▶ _GIVEN REQUEST_:
Identify the lines that contain the string "chevron", then copy each of them.

▶ _Dataset records_:
━━━━━━━━

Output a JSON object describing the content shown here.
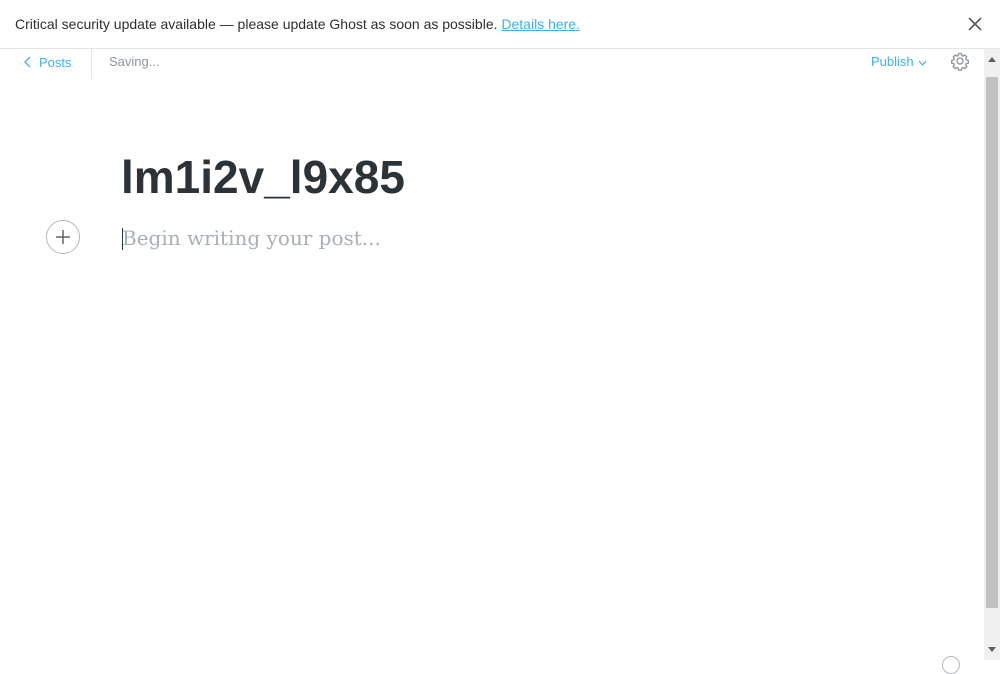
{
  "banner": {
    "message": "Critical security update available — please update Ghost as soon as possible.",
    "link_label": "Details here.",
    "close_icon": "close-icon"
  },
  "header": {
    "back_label": "Posts",
    "back_icon": "chevron-left-icon",
    "status": "Saving...",
    "publish_label": "Publish",
    "publish_icon": "chevron-down-icon",
    "settings_icon": "gear-icon"
  },
  "editor": {
    "title": "lm1i2v_l9x85",
    "body_placeholder": "Begin writing your post...",
    "add_card_icon": "plus-icon"
  },
  "colors": {
    "accent": "#3eb0ef",
    "title_text": "#2b3339",
    "placeholder_text": "#a9b0b5",
    "muted_text": "#8e969c",
    "border": "#e3e6e8"
  }
}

━━━━━━━━

▶ _WRITTEN ANSWER_:
    "back_icon": "chevron-left-icon",
    "publish_icon": "chevron-down-icon",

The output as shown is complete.